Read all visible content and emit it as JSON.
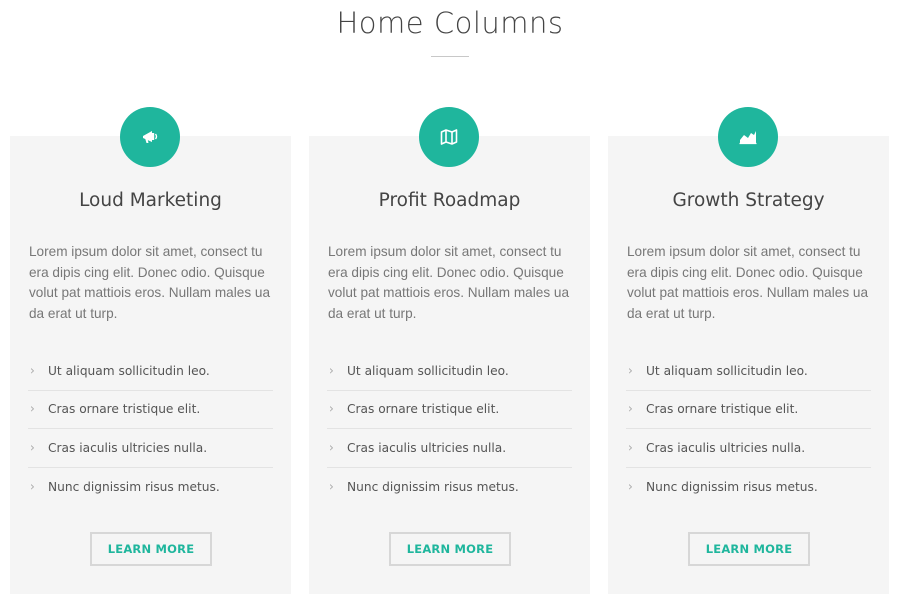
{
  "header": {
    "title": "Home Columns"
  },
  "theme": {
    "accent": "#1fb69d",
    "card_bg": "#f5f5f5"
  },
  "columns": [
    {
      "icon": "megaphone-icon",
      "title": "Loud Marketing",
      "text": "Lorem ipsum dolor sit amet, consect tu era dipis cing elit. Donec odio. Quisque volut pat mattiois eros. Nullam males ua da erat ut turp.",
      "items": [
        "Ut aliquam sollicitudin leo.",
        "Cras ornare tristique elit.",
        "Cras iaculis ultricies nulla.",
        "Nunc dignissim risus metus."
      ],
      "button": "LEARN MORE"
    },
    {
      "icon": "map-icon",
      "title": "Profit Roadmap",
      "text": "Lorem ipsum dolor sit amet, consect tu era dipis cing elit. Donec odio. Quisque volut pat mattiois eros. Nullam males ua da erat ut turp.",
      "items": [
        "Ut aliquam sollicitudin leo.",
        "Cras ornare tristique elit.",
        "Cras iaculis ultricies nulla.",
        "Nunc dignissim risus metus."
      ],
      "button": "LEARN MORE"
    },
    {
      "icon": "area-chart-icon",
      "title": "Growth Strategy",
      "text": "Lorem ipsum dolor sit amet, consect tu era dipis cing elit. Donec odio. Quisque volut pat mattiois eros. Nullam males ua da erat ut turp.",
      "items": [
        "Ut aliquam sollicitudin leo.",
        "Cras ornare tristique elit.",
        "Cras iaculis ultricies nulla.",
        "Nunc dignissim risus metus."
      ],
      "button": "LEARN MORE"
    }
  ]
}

______

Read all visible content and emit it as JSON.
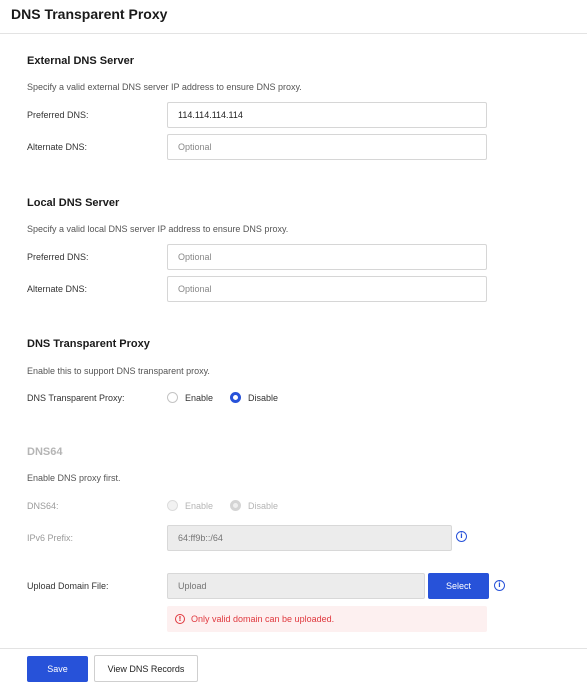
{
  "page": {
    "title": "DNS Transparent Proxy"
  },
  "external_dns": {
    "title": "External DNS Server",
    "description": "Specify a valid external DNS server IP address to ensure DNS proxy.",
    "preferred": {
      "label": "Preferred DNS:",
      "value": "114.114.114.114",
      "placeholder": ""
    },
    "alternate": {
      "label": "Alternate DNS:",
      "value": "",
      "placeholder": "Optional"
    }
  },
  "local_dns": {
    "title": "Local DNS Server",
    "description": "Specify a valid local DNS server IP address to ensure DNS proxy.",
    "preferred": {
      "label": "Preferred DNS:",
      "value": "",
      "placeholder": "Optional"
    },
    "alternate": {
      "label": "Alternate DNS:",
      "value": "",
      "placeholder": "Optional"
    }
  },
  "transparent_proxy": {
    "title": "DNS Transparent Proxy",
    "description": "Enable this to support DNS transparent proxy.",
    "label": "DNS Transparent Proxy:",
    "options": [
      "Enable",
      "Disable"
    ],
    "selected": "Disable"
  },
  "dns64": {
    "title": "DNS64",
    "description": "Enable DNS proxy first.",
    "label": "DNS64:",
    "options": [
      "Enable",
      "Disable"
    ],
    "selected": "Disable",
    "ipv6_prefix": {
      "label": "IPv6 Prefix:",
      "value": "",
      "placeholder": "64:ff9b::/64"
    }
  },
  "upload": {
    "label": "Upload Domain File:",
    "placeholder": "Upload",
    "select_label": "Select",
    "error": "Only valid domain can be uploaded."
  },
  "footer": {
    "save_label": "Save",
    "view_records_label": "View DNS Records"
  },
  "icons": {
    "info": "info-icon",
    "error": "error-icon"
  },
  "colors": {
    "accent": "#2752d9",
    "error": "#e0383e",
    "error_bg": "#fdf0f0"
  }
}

______

**WHAT YOU HAVE TO DO**
Using the listing above, show each line holding the string "selected".

**ANSWER TO THE TASK**
    "selected": "Disable"
    "selected": "Disable",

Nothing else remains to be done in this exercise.